### [Problems and tasks]
- a) Please retype the records, beginning at their first line and stopping after the line that contains "y-tick-label: 0.9 (152, 157, 192, 190)", keeping each line unchanged.
- b) Write a continuation of the text on training and evaluation in Kauldron, picking up after its final sentence.

==== Text segment

Train, eval, randomness#

Evaluation#

Use eval#

Eval can be defined on the evals attribute of kd.train.Trainer:

trainer = kd.train.Trainer(
    evals={
        'eval': kd.evals.Evaluator(
            run=kd.evals.EveryNSteps(100),
            num_batches=None,
            ds=_make_ds(training=False),
            metrics={},
        )
    }
)

If kd.evals.Evaluator does not define losses, metrics, summaries, those are reused from train.

Where/how the kd.evals.Evaluator is run can be specified through the run= kwargs. Evaluators can run:

  • Within the train job:

    • EveryNSteps: Run evaluation every X steps

    • Once: Run a single evaluation after X steps

Evaluators run in a standalone job can be grouped together through the job_group='group_name' attribute. This allow to save resources by sharing the same job for multiple evaluators.

The StandaloneXxx supports all kxm.Job parameters, if you need to run evaluator on a different platform,…

See mnist_standalone_eval.py for an example.

Start an eval-only job#

Sometimes, you only want to run evaluation on a trainer from a previous Kauldron experiment. This can be achieved through kd.train.Trainer.eval_only():

def config():
  return kd.train.Trainer.eval_only(
      evals = {
          'my_eval': kd.evals.Evaluator(
              run=kd.evals.StandaloneLastCheckpoint(),
              ...,
          ),
      }
  )

See mnist_eval_only.py for an example.

Note: kd.train.Trainer.eval_only() only works when used inside konfig.

Train / eval in Module#

Model can detect if they are in training / eval mode by using the kd.nn.train_property.

class MyModel(nn.Module):
  # Create a `@property` that will look-up the global `is_training` value
  # when called
  is_training = kd.nn.train_property()  # No annotations here !!

  @nn.compact
  def __call__(self, x):
    # Inside the methods, `self.is_training` can be called
    if self.is_training:
      rng = self.make_rng('default')
      x = jax.random.choice(rng, x)

    # `kd.nn.Dropout` supports `is_training` by default (no need to
    # propagate `deterministic=`)
    x = kd.nn.Dropout(0.5)(x)

    return x

The self.is_training value is set globally in model.apply / model.init for all submodules. No more deterministic kwargs to propagate through your modules !!

model = MyModel()
params = model.init(..., is_training_property=True)

y = model.apply(..., is_training_property=False)  # Eval

Inside a module, you can overwrite the is_training value with the kd.nn.set_train_property contextmanager:

class MyModule(nn.Module):

  @nn.compact
  def __call__(self, x):
    with kd.nn.set_train_property(False):
      x = self.pretrained_encoder(x)

kd.nn.set_train_property can also be used to call a Kauldron model inside a non-Kauldron model (to propagate the train / deterministic kwarg to the model).

Training#

Create the trainer#

The root trainer object is kd.train.Trainer which defines the model, datasets, metrics, losses,…

See mnist_autoencoder.py for an example.

========
==== Given entries

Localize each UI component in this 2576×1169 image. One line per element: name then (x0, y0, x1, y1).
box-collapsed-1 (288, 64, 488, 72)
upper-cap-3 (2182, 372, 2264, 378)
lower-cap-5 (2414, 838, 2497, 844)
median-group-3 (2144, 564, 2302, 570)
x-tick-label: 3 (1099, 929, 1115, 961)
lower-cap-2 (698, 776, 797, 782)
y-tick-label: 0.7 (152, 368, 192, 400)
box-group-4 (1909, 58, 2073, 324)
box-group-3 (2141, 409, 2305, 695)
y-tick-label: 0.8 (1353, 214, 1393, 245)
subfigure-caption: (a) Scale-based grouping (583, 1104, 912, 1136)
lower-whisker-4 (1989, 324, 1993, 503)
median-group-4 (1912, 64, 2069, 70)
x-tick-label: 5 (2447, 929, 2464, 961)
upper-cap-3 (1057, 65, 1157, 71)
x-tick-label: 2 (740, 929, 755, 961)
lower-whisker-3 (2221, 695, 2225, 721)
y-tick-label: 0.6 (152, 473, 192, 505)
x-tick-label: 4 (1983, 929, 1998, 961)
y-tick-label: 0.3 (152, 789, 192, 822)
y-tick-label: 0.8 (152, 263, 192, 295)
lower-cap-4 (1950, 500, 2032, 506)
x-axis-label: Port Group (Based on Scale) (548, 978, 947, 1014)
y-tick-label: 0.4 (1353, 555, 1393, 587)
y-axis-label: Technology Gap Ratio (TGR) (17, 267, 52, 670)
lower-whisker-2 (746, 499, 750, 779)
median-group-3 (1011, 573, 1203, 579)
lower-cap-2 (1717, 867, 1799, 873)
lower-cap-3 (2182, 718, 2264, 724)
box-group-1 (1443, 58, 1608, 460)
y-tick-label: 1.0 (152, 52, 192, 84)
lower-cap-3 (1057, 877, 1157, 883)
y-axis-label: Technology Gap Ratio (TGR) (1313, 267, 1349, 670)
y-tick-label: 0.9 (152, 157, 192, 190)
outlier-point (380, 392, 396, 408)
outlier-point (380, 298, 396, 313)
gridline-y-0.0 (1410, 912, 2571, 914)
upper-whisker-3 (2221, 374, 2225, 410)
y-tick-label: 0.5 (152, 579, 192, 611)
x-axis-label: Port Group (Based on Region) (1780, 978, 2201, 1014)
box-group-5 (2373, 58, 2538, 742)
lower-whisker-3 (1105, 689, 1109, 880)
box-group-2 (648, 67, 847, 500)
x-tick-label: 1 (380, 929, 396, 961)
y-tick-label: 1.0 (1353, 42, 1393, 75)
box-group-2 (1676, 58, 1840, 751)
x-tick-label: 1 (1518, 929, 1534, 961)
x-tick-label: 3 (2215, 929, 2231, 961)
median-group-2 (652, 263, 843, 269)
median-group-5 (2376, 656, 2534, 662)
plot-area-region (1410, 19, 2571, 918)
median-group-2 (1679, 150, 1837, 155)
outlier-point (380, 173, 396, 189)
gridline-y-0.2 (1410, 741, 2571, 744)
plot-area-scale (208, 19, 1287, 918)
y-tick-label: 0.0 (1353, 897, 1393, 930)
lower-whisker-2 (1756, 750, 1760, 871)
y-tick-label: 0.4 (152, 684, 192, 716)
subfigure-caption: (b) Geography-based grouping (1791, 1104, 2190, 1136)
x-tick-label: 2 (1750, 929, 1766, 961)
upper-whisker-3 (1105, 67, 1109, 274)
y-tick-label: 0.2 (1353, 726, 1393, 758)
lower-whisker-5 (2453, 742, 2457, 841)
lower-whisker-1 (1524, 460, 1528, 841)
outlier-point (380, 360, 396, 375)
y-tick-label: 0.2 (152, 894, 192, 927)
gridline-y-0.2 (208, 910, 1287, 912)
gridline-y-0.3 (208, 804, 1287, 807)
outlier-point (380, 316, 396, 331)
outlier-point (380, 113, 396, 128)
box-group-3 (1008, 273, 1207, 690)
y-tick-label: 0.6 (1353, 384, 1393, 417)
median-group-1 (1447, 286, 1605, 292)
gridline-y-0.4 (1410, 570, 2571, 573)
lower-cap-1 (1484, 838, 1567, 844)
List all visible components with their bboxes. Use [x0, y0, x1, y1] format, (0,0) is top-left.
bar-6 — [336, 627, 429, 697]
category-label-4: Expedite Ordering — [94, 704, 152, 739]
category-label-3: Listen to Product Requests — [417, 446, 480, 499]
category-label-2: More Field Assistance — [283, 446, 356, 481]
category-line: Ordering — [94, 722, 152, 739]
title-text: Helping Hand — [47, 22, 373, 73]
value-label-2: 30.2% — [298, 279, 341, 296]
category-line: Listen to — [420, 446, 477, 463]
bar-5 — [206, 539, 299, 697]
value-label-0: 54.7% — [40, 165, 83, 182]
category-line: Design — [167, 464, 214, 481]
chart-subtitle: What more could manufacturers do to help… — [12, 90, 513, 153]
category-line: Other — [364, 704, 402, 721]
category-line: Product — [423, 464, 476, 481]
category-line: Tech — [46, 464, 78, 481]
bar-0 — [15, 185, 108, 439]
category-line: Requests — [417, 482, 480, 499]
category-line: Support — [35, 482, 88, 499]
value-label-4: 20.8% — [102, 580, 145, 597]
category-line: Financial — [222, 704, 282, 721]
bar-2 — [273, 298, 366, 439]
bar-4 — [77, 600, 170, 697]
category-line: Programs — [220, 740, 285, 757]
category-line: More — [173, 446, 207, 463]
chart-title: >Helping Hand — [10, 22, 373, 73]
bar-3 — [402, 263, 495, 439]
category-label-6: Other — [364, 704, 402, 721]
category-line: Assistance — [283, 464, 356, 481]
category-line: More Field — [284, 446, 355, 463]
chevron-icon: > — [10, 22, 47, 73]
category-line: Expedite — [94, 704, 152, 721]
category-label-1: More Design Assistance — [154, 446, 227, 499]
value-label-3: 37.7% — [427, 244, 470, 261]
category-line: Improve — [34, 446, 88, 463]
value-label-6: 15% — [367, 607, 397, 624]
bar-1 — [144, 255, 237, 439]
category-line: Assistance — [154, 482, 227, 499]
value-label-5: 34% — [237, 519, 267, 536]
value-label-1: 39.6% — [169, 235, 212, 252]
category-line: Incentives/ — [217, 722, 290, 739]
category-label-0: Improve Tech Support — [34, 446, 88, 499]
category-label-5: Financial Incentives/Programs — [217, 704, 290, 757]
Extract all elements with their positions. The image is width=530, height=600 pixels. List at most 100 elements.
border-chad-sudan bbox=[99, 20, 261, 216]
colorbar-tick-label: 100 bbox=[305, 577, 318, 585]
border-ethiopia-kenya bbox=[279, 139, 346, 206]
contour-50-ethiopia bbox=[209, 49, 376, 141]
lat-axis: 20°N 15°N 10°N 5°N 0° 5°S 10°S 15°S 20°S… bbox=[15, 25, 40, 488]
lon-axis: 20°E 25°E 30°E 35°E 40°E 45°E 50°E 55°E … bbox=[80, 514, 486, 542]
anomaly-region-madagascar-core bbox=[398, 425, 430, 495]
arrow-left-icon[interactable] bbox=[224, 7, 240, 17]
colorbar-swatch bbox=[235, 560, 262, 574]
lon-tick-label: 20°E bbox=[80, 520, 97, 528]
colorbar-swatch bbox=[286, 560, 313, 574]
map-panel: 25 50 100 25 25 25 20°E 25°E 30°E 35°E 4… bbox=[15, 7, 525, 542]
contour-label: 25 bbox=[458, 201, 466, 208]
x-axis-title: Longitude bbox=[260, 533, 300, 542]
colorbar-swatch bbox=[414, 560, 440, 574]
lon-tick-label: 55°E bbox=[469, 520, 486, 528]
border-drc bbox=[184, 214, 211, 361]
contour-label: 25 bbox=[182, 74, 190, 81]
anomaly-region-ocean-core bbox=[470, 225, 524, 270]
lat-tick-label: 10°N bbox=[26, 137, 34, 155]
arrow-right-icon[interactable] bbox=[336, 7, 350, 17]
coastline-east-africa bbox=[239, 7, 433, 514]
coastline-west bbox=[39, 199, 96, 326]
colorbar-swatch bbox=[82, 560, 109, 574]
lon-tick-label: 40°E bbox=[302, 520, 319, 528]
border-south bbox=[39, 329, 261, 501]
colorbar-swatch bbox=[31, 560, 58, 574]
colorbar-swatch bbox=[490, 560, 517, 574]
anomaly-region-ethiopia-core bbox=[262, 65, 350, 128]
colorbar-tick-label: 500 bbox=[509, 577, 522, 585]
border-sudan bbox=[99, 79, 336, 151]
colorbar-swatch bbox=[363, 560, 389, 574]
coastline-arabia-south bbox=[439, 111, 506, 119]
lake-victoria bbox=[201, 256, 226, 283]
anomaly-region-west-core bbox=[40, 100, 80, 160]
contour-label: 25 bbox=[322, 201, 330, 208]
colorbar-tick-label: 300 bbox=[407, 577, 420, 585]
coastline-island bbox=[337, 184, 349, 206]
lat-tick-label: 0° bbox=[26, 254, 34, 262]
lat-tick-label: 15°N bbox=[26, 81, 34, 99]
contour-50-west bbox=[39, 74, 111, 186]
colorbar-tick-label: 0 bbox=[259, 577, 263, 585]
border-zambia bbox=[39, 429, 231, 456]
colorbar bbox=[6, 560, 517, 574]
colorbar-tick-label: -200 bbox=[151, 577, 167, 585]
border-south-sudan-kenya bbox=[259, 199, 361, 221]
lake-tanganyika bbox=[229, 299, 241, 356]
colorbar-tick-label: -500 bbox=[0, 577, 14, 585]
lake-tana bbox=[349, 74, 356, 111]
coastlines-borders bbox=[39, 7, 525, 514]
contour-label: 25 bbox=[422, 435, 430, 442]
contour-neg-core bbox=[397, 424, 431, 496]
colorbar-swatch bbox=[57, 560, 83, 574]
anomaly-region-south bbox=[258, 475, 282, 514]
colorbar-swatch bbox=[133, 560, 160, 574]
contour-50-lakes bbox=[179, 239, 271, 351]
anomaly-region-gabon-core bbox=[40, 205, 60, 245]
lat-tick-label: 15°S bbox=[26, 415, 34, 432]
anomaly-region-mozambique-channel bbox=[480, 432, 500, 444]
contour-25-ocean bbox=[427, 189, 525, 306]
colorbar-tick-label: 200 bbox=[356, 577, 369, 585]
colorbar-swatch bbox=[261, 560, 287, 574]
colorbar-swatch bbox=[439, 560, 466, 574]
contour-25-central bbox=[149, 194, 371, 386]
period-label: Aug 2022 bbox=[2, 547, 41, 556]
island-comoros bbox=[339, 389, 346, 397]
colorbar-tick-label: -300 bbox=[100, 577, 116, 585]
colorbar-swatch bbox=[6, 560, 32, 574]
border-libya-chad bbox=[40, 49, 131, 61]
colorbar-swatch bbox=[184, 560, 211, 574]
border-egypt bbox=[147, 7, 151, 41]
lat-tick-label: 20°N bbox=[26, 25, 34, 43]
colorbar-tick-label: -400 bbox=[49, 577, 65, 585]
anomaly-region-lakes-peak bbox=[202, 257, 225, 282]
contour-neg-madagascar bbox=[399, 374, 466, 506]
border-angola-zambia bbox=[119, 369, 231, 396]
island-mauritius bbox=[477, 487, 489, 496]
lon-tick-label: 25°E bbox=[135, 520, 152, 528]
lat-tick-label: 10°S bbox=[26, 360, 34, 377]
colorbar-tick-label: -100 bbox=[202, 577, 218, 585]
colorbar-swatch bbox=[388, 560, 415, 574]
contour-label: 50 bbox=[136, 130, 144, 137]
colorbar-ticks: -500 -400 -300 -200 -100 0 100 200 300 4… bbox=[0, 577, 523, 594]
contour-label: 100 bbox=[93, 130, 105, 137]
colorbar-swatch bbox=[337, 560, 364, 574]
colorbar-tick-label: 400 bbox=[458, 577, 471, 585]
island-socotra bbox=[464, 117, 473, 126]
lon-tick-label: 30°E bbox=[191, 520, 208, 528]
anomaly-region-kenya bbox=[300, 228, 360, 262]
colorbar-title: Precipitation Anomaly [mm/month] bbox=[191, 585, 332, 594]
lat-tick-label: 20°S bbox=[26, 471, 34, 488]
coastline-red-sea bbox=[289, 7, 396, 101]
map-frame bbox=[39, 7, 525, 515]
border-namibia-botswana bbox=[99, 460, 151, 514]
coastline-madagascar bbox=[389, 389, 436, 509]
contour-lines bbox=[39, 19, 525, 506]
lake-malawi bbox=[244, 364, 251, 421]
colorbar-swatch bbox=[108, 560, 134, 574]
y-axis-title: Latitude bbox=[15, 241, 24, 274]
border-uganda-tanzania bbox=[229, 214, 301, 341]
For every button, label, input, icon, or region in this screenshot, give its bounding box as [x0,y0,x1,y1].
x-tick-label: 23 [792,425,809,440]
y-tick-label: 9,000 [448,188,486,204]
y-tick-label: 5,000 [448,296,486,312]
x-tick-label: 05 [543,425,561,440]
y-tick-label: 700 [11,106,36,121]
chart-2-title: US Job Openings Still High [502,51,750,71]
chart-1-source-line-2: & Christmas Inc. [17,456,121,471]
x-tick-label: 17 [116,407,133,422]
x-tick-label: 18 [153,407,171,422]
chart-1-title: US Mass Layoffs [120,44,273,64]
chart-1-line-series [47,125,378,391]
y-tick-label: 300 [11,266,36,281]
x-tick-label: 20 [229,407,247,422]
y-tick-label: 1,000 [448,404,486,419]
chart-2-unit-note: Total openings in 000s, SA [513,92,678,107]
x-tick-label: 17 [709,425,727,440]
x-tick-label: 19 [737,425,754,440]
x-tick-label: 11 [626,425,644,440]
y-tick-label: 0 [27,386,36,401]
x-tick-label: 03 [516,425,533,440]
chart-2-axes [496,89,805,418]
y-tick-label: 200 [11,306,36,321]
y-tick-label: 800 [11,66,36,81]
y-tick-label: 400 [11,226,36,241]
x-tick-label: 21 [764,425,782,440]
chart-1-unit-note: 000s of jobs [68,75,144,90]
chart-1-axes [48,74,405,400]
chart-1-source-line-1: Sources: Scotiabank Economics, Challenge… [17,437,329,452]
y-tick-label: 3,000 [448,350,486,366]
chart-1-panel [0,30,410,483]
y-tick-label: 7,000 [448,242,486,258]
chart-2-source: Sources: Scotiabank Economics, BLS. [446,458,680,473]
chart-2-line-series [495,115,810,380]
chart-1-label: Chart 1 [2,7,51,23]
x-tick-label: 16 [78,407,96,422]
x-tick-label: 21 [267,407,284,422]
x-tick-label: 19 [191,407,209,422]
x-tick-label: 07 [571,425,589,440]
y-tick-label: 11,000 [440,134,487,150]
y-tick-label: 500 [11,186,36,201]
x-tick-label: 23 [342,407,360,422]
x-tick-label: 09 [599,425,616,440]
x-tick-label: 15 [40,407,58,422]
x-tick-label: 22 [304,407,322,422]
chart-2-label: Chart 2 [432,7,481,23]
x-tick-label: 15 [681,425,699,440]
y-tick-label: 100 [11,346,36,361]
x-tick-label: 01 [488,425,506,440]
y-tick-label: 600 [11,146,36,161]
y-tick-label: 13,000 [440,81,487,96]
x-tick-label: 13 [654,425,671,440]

========

### [Answers to the tasks]
- a)
Localize each UI component in this 2576×1169 image. One line per element: name then (x0, y0, x1, y1).
box-collapsed-1 (288, 64, 488, 72)
upper-cap-3 (2182, 372, 2264, 378)
lower-cap-5 (2414, 838, 2497, 844)
median-group-3 (2144, 564, 2302, 570)
x-tick-label: 3 (1099, 929, 1115, 961)
lower-cap-2 (698, 776, 797, 782)
y-tick-label: 0.7 (152, 368, 192, 400)
box-group-4 (1909, 58, 2073, 324)
box-group-3 (2141, 409, 2305, 695)
y-tick-label: 0.8 (1353, 214, 1393, 245)
subfigure-caption: (a) Scale-based grouping (583, 1104, 912, 1136)
lower-whisker-4 (1989, 324, 1993, 503)
median-group-4 (1912, 64, 2069, 70)
x-tick-label: 5 (2447, 929, 2464, 961)
upper-cap-3 (1057, 65, 1157, 71)
x-tick-label: 2 (740, 929, 755, 961)
lower-whisker-3 (2221, 695, 2225, 721)
y-tick-label: 0.6 (152, 473, 192, 505)
x-tick-label: 4 (1983, 929, 1998, 961)
y-tick-label: 0.3 (152, 789, 192, 822)
y-tick-label: 0.8 (152, 263, 192, 295)
lower-cap-4 (1950, 500, 2032, 506)
x-axis-label: Port Group (Based on Scale) (548, 978, 947, 1014)
y-tick-label: 0.4 (1353, 555, 1393, 587)
y-axis-label: Technology Gap Ratio (TGR) (17, 267, 52, 670)
lower-whisker-2 (746, 499, 750, 779)
median-group-3 (1011, 573, 1203, 579)
lower-cap-2 (1717, 867, 1799, 873)
lower-cap-3 (2182, 718, 2264, 724)
box-group-1 (1443, 58, 1608, 460)
y-tick-label: 1.0 (152, 52, 192, 84)
lower-cap-3 (1057, 877, 1157, 883)
y-axis-label: Technology Gap Ratio (TGR) (1313, 267, 1349, 670)
y-tick-label: 0.9 (152, 157, 192, 190)

- b)
High level API#

The Config can be run by calling the .train() method. It will take care of everything (checkpoint, eval, summaries,…).

trainer.train()

Mid level API#

If you only need to run the training loop:

state = trainer.init_state()

for batch in trainer.train_ds.device_put(trainer.sharding.ds):
  state, aux = trainer.trainstep.step(state, batch)

The .device_put() is chained with the dataset to put examples on devices ( default to kd.sharding.FIRST_DIM).

Randomness#

Determinism#

Kauldron uses a global seed (trainer.seed = 42) that is then split into the various sub-components (dataset, model,…). For more control, the seed can also be explicitly set inside the submodules (e.g. trainer.train_ds.seed = 42)

Rng streams#

By default, the following rng streams are created:

  • params: Only during .init()

  • dropout: For nn.Dropout, only available in training (not eval).

  • default: Default rng stream, only available in training (not eval).

If you need custom streams, or need to overwrite the default values. You can set the rng_streams attribute of kd.train.Trainer to kd.train.RngStreams. Note that the kd.train.RngStreams will be merged with the default streams (so you don’t need to re-specify params,…):

cfg = kd.train.Trainer()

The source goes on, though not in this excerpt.